GIVEN INSTRUCTION: Repeat the lines below exactly as they appear, but leave out the images.

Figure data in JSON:
»»

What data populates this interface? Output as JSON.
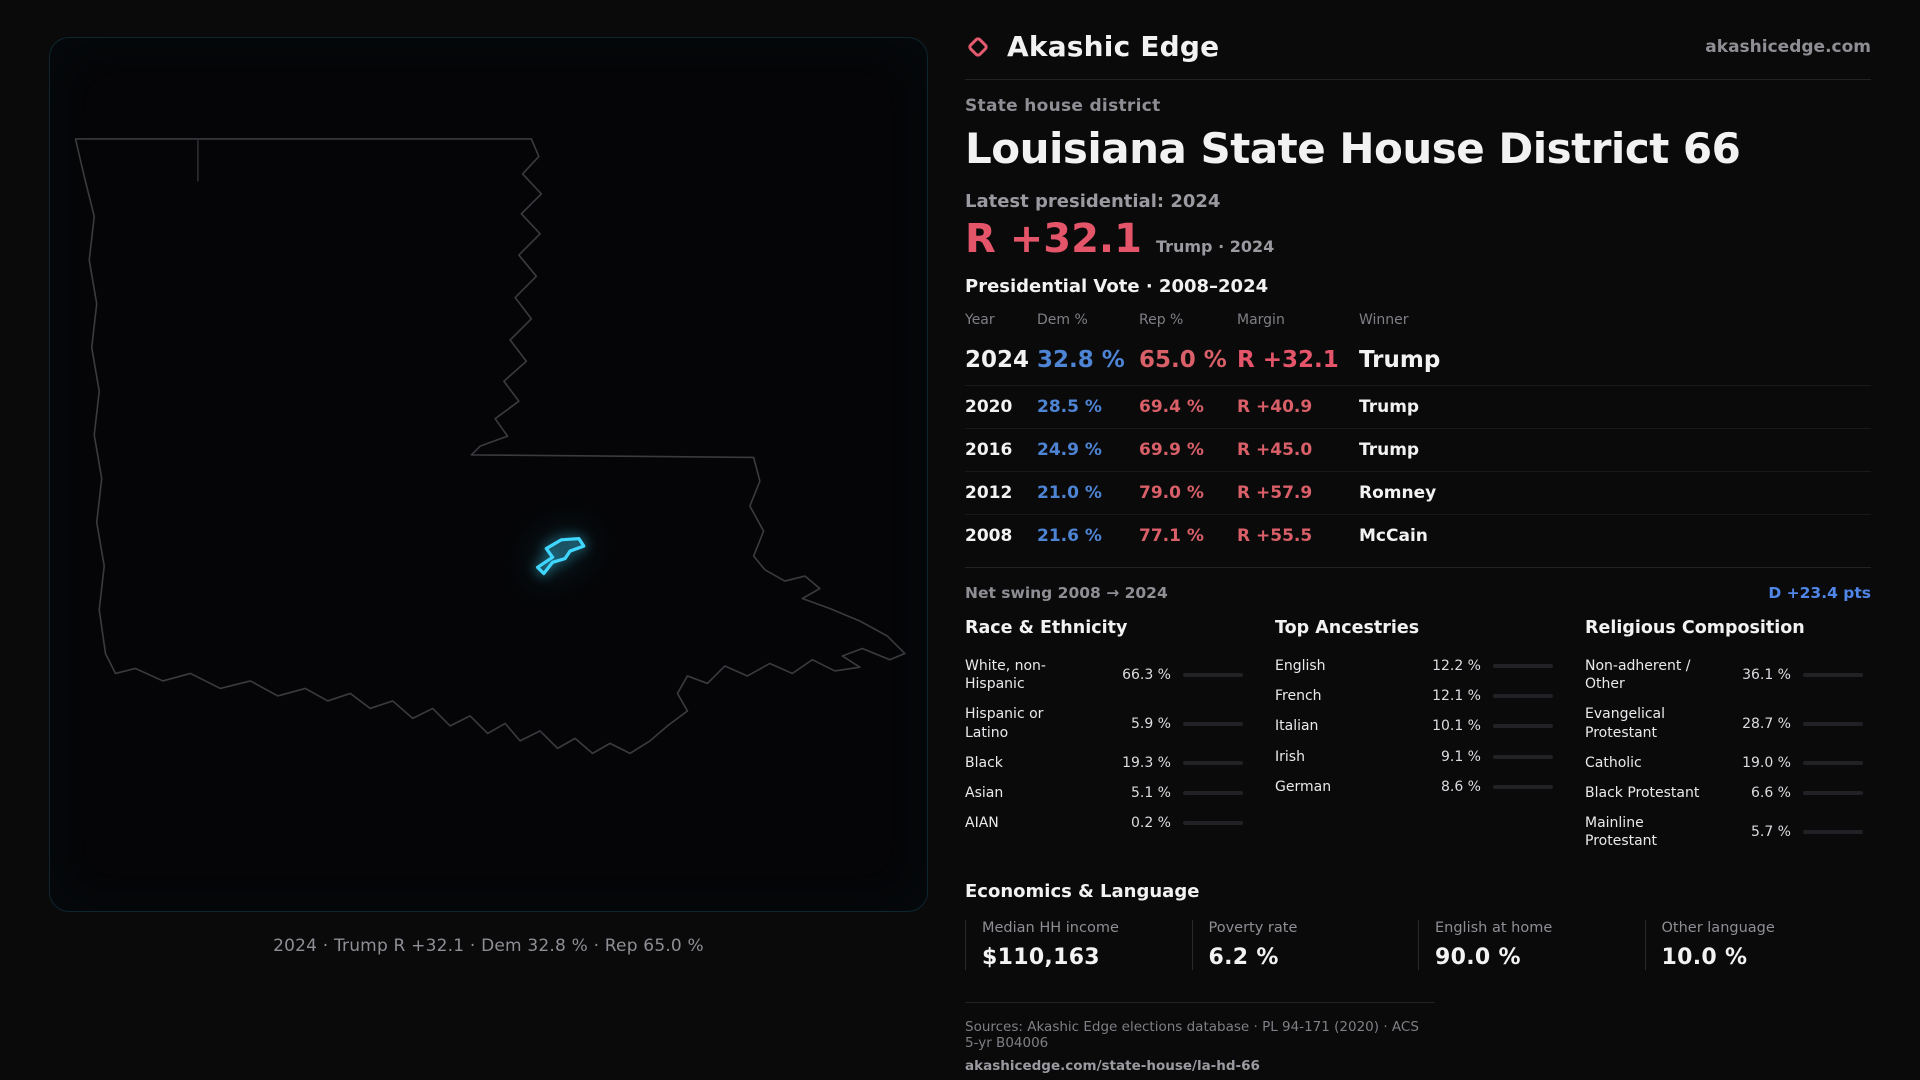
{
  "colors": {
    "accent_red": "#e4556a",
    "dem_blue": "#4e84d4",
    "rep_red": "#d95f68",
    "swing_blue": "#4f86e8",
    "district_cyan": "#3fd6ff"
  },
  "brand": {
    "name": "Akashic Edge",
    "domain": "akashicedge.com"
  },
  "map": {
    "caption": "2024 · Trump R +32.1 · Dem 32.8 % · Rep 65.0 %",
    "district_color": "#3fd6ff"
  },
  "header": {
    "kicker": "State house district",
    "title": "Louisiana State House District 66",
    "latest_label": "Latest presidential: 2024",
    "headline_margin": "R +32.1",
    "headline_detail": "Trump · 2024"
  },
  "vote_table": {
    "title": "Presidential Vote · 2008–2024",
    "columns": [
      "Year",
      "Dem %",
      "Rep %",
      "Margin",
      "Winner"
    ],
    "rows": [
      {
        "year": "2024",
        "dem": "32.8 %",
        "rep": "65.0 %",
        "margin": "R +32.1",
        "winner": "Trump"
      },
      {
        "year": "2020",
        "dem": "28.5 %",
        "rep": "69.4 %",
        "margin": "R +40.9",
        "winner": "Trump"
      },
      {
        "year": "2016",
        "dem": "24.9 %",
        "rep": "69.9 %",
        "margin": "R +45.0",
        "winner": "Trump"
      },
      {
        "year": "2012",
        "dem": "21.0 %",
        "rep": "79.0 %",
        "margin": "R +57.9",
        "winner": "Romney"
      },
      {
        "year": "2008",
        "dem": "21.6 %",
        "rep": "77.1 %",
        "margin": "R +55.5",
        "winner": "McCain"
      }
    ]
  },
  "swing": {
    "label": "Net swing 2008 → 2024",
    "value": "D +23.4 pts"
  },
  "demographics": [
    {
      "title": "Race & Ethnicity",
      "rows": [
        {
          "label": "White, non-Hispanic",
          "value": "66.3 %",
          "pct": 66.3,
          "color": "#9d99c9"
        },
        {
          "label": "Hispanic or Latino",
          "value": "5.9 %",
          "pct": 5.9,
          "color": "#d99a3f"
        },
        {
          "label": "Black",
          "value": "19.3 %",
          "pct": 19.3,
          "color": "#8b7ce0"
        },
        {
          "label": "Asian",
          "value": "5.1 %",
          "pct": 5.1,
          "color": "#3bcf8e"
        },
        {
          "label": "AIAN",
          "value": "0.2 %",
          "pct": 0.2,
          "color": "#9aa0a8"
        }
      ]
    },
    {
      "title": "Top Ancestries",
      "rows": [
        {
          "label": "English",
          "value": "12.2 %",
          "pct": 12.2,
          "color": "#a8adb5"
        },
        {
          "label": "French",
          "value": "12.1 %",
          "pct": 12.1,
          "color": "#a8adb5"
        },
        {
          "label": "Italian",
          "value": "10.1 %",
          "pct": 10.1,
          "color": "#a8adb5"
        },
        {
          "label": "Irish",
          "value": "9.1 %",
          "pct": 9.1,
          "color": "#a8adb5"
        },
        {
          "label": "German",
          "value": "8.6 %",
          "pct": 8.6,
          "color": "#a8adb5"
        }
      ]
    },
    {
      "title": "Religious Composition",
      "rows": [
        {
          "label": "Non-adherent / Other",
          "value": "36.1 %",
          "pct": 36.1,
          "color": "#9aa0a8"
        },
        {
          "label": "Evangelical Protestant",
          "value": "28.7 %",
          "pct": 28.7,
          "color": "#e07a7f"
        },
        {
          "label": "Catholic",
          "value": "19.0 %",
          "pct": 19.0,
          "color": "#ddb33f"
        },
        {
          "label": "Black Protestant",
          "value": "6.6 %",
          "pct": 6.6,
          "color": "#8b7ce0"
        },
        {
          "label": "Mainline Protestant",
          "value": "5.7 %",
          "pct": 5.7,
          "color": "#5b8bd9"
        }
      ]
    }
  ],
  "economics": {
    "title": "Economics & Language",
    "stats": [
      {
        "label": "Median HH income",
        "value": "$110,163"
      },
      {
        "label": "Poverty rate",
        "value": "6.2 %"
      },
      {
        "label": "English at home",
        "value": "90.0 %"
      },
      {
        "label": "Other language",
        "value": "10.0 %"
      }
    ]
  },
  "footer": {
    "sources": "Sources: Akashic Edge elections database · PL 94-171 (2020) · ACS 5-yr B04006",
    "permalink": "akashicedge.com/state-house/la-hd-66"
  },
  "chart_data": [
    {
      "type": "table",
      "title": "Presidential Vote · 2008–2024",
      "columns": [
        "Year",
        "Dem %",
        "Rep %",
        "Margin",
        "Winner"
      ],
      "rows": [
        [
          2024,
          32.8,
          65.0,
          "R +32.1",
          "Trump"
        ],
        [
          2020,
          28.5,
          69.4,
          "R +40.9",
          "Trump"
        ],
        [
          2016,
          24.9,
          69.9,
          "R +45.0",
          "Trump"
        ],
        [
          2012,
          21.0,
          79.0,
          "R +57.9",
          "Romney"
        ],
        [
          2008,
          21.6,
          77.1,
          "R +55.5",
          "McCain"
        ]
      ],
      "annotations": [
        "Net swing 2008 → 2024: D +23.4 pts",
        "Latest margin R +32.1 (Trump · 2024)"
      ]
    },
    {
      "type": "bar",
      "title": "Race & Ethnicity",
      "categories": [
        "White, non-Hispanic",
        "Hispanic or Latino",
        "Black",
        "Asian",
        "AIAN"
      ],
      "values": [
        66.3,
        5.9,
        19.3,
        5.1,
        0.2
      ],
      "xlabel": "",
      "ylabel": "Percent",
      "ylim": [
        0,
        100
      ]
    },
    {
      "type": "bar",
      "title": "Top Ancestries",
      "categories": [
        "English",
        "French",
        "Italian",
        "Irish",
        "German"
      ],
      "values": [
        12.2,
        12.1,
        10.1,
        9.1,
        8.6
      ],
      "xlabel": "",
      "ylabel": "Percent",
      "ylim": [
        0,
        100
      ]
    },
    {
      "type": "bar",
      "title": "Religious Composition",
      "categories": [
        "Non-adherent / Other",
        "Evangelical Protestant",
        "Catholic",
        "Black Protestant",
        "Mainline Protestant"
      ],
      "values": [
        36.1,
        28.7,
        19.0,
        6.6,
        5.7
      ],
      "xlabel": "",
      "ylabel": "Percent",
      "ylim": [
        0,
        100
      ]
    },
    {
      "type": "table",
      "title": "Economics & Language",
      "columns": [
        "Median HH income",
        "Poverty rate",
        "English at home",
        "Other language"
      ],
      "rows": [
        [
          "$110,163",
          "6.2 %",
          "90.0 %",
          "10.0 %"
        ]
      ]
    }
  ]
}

««

TASK ANSWER:
What data populates this interface? Output as JSON.
{
  "colors": {
    "accent_red": "#e4556a",
    "dem_blue": "#4e84d4",
    "rep_red": "#d95f68",
    "swing_blue": "#4f86e8",
    "district_cyan": "#3fd6ff"
  },
  "brand": {
    "name": "Akashic Edge",
    "domain": "akashicedge.com"
  },
  "map": {
    "caption": "2024 · Trump R +32.1 · Dem 32.8 % · Rep 65.0 %",
    "district_color": "#3fd6ff"
  },
  "header": {
    "kicker": "State house district",
    "title": "Louisiana State House District 66",
    "latest_label": "Latest presidential: 2024",
    "headline_margin": "R +32.1",
    "headline_detail": "Trump · 2024"
  },
  "vote_table": {
    "title": "Presidential Vote · 2008–2024",
    "columns": [
      "Year",
      "Dem %",
      "Rep %",
      "Margin",
      "Winner"
    ],
    "rows": [
      {
        "year": "2024",
        "dem": "32.8 %",
        "rep": "65.0 %",
        "margin": "R +32.1",
        "winner": "Trump"
      },
      {
        "year": "2020",
        "dem": "28.5 %",
        "rep": "69.4 %",
        "margin": "R +40.9",
        "winner": "Trump"
      },
      {
        "year": "2016",
        "dem": "24.9 %",
        "rep": "69.9 %",
        "margin": "R +45.0",
        "winner": "Trump"
      },
      {
        "year": "2012",
        "dem": "21.0 %",
        "rep": "79.0 %",
        "margin": "R +57.9",
        "winner": "Romney"
      },
      {
        "year": "2008",
        "dem": "21.6 %",
        "rep": "77.1 %",
        "margin": "R +55.5",
        "winner": "McCain"
      }
    ]
  },
  "swing": {
    "label": "Net swing 2008 → 2024",
    "value": "D +23.4 pts"
  },
  "demographics": [
    {
      "title": "Race & Ethnicity",
      "rows": [
        {
          "label": "White, non-Hispanic",
          "value": "66.3 %",
          "pct": 66.3,
          "color": "#9d99c9"
        },
        {
          "label": "Hispanic or Latino",
          "value": "5.9 %",
          "pct": 5.9,
          "color": "#d99a3f"
        },
        {
          "label": "Black",
          "value": "19.3 %",
          "pct": 19.3,
          "color": "#8b7ce0"
        },
        {
          "label": "Asian",
          "value": "5.1 %",
          "pct": 5.1,
          "color": "#3bcf8e"
        },
        {
          "label": "AIAN",
          "value": "0.2 %",
          "pct": 0.2,
          "color": "#9aa0a8"
        }
      ]
    },
    {
      "title": "Top Ancestries",
      "rows": [
        {
          "label": "English",
          "value": "12.2 %",
          "pct": 12.2,
          "color": "#a8adb5"
        },
        {
          "label": "French",
          "value": "12.1 %",
          "pct": 12.1,
          "color": "#a8adb5"
        },
        {
          "label": "Italian",
          "value": "10.1 %",
          "pct": 10.1,
          "color": "#a8adb5"
        },
        {
          "label": "Irish",
          "value": "9.1 %",
          "pct": 9.1,
          "color": "#a8adb5"
        },
        {
          "label": "German",
          "value": "8.6 %",
          "pct": 8.6,
          "color": "#a8adb5"
        }
      ]
    },
    {
      "title": "Religious Composition",
      "rows": [
        {
          "label": "Non-adherent / Other",
          "value": "36.1 %",
          "pct": 36.1,
          "color": "#9aa0a8"
        },
        {
          "label": "Evangelical Protestant",
          "value": "28.7 %",
          "pct": 28.7,
          "color": "#e07a7f"
        },
        {
          "label": "Catholic",
          "value": "19.0 %",
          "pct": 19.0,
          "color": "#ddb33f"
        },
        {
          "label": "Black Protestant",
          "value": "6.6 %",
          "pct": 6.6,
          "color": "#8b7ce0"
        },
        {
          "label": "Mainline Protestant",
          "value": "5.7 %",
          "pct": 5.7,
          "color": "#5b8bd9"
        }
      ]
    }
  ],
  "economics": {
    "title": "Economics & Language",
    "stats": [
      {
        "label": "Median HH income",
        "value": "$110,163"
      },
      {
        "label": "Poverty rate",
        "value": "6.2 %"
      },
      {
        "label": "English at home",
        "value": "90.0 %"
      },
      {
        "label": "Other language",
        "value": "10.0 %"
      }
    ]
  },
  "footer": {
    "sources": "Sources: Akashic Edge elections database · PL 94-171 (2020) · ACS 5-yr B04006",
    "permalink": "akashicedge.com/state-house/la-hd-66"
  },
  "chart_data": [
    {
      "type": "table",
      "title": "Presidential Vote · 2008–2024",
      "columns": [
        "Year",
        "Dem %",
        "Rep %",
        "Margin",
        "Winner"
      ],
      "rows": [
        [
          2024,
          32.8,
          65.0,
          "R +32.1",
          "Trump"
        ],
        [
          2020,
          28.5,
          69.4,
          "R +40.9",
          "Trump"
        ],
        [
          2016,
          24.9,
          69.9,
          "R +45.0",
          "Trump"
        ],
        [
          2012,
          21.0,
          79.0,
          "R +57.9",
          "Romney"
        ],
        [
          2008,
          21.6,
          77.1,
          "R +55.5",
          "McCain"
        ]
      ],
      "annotations": [
        "Net swing 2008 → 2024: D +23.4 pts",
        "Latest margin R +32.1 (Trump · 2024)"
      ]
    },
    {
      "type": "bar",
      "title": "Race & Ethnicity",
      "categories": [
        "White, non-Hispanic",
        "Hispanic or Latino",
        "Black",
        "Asian",
        "AIAN"
      ],
      "values": [
        66.3,
        5.9,
        19.3,
        5.1,
        0.2
      ],
      "xlabel": "",
      "ylabel": "Percent",
      "ylim": [
        0,
        100
      ]
    },
    {
      "type": "bar",
      "title": "Top Ancestries",
      "categories": [
        "English",
        "French",
        "Italian",
        "Irish",
        "German"
      ],
      "values": [
        12.2,
        12.1,
        10.1,
        9.1,
        8.6
      ],
      "xlabel": "",
      "ylabel": "Percent",
      "ylim": [
        0,
        100
      ]
    },
    {
      "type": "bar",
      "title": "Religious Composition",
      "categories": [
        "Non-adherent / Other",
        "Evangelical Protestant",
        "Catholic",
        "Black Protestant",
        "Mainline Protestant"
      ],
      "values": [
        36.1,
        28.7,
        19.0,
        6.6,
        5.7
      ],
      "xlabel": "",
      "ylabel": "Percent",
      "ylim": [
        0,
        100
      ]
    },
    {
      "type": "table",
      "title": "Economics & Language",
      "columns": [
        "Median HH income",
        "Poverty rate",
        "English at home",
        "Other language"
      ],
      "rows": [
        [
          "$110,163",
          "6.2 %",
          "90.0 %",
          "10.0 %"
        ]
      ]
    }
  ]
}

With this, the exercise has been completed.